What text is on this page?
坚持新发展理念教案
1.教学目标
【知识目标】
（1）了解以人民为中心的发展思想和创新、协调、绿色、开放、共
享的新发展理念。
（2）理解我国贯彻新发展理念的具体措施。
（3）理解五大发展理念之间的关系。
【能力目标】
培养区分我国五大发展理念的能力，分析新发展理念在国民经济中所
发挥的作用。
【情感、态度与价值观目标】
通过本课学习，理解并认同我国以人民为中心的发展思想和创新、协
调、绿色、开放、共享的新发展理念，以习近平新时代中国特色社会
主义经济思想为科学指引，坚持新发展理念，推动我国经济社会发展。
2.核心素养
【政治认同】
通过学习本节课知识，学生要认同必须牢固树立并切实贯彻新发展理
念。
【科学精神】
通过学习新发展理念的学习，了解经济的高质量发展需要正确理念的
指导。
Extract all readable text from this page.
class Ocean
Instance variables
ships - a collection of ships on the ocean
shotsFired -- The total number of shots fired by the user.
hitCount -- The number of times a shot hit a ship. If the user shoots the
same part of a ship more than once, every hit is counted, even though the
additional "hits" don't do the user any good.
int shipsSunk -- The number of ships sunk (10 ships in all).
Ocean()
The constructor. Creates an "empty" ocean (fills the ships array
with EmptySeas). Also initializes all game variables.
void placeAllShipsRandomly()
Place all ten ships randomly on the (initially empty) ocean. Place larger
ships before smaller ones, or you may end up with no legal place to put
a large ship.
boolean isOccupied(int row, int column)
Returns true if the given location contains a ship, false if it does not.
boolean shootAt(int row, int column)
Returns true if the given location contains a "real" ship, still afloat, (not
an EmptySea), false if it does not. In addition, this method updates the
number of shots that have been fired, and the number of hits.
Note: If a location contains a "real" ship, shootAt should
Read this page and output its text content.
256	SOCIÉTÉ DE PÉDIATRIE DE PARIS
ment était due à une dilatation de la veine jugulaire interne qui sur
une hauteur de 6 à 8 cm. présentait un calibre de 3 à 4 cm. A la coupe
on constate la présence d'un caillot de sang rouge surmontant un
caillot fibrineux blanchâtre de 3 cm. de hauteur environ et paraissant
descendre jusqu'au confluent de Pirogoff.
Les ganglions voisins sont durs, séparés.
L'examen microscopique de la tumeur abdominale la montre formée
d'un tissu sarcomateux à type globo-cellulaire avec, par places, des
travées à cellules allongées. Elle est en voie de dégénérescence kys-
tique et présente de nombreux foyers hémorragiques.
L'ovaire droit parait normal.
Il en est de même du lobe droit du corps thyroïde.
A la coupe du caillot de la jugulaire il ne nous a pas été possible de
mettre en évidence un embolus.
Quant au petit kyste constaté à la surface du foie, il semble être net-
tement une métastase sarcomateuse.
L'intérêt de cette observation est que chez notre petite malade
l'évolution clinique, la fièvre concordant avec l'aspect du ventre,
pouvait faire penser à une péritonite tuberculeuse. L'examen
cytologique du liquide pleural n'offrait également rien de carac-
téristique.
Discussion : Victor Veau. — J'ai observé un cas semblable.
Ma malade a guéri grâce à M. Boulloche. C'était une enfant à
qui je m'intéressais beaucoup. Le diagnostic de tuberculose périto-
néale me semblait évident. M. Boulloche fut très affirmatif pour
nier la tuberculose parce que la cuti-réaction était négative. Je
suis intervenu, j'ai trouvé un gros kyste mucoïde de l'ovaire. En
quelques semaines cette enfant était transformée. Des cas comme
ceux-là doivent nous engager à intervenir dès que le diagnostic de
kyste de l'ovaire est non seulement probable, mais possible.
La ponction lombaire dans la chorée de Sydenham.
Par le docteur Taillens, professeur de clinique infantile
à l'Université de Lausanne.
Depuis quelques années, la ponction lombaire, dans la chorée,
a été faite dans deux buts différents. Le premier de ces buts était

* * *

__AIM OF THE EXERCISE__.
List the lines of the records where "caillot" occurs.

__EXERCISE RESULT__.
on constate la présence d'un caillot de sang rouge surmontant un
caillot fibrineux blanchâtre de 3 cm. de hauteur environ et paraissant
A la coupe du caillot de la jugulaire il ne nous a pas été possible de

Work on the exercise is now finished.